**TASK DETAILS**
Restate the records in their entirety, word for word.

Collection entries
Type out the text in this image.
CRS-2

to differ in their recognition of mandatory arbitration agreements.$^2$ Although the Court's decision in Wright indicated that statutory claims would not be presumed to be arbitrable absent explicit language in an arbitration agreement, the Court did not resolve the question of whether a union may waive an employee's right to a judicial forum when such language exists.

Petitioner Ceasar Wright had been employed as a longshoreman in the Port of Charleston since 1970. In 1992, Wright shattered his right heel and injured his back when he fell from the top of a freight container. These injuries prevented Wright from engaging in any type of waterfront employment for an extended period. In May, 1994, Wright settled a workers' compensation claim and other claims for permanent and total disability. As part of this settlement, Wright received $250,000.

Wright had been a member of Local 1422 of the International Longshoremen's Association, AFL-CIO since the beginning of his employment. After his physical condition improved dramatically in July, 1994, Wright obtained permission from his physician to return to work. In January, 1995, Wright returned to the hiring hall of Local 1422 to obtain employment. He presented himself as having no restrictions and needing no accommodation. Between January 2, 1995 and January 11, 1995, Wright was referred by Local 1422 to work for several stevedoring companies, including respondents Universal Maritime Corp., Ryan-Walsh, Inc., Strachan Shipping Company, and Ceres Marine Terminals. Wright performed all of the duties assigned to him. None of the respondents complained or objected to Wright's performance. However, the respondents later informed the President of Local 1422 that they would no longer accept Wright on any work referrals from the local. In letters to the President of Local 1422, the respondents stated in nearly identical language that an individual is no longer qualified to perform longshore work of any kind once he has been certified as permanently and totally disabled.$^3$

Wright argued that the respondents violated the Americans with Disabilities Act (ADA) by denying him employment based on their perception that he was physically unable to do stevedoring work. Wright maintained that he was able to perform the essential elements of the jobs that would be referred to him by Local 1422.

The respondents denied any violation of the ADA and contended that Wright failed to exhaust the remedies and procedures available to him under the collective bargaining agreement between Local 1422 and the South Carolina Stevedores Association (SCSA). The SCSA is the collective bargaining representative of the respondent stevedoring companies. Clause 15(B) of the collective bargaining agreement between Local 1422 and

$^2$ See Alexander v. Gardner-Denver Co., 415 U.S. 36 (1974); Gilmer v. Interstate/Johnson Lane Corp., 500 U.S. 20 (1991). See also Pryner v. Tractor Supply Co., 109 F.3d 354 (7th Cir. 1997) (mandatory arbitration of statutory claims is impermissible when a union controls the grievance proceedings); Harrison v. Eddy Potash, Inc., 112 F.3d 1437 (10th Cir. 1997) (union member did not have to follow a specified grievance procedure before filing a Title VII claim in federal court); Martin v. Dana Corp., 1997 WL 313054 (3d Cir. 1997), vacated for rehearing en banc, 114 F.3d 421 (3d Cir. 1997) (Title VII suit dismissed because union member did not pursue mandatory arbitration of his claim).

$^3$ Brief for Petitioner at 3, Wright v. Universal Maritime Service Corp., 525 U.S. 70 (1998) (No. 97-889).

**ANSWER TO THIS TASK**
Type out the text in this image.
CRS-2

to differ in their recognition of mandatory arbitration agreements.$^2$ Although the Court's decision in Wright indicated that statutory claims would not be presumed to be arbitrable absent explicit language in an arbitration agreement, the Court did not resolve the question of whether a union may waive an employee's right to a judicial forum when such language exists.

Petitioner Ceasar Wright had been employed as a longshoreman in the Port of Charleston since 1970. In 1992, Wright shattered his right heel and injured his back when he fell from the top of a freight container. These injuries prevented Wright from engaging in any type of waterfront employment for an extended period. In May, 1994, Wright settled a workers' compensation claim and other claims for permanent and total disability. As part of this settlement, Wright received $250,000.

Wright had been a member of Local 1422 of the International Longshoremen's Association, AFL-CIO since the beginning of his employment. After his physical condition improved dramatically in July, 1994, Wright obtained permission from his physician to return to work. In January, 1995, Wright returned to the hiring hall of Local 1422 to obtain employment. He presented himself as having no restrictions and needing no accommodation. Between January 2, 1995 and January 11, 1995, Wright was referred by Local 1422 to work for several stevedoring companies, including respondents Universal Maritime Corp., Ryan-Walsh, Inc., Strachan Shipping Company, and Ceres Marine Terminals. Wright performed all of the duties assigned to him. None of the respondents complained or objected to Wright's performance. However, the respondents later informed the President of Local 1422 that they would no longer accept Wright on any work referrals from the local. In letters to the President of Local 1422, the respondents stated in nearly identical language that an individual is no longer qualified to perform longshore work of any kind once he has been certified as permanently and totally disabled.$^3$

Wright argued that the respondents violated the Americans with Disabilities Act (ADA) by denying him employment based on their perception that he was physically unable to do stevedoring work. Wright maintained that he was able to perform the essential elements of the jobs that would be referred to him by Local 1422.

The respondents denied any violation of the ADA and contended that Wright failed to exhaust the remedies and procedures available to him under the collective bargaining agreement between Local 1422 and the South Carolina Stevedores Association (SCSA). The SCSA is the collective bargaining representative of the respondent stevedoring companies. Clause 15(B) of the collective bargaining agreement between Local 1422 and

$^2$ See Alexander v. Gardner-Denver Co., 415 U.S. 36 (1974); Gilmer v. Interstate/Johnson Lane Corp., 500 U.S. 20 (1991). See also Pryner v. Tractor Supply Co., 109 F.3d 354 (7th Cir. 1997) (mandatory arbitration of statutory claims is impermissible when a union controls the grievance proceedings); Harrison v. Eddy Potash, Inc., 112 F.3d 1437 (10th Cir. 1997) (union member did not have to follow a specified grievance procedure before filing a Title VII claim in federal court); Martin v. Dana Corp., 1997 WL 313054 (3d Cir. 1997), vacated for rehearing en banc, 114 F.3d 421 (3d Cir. 1997) (Title VII suit dismissed because union member did not pursue mandatory arbitration of his claim).

$^3$ Brief for Petitioner at 3, Wright v. Universal Maritime Service Corp., 525 U.S. 70 (1998) (No. 97-889).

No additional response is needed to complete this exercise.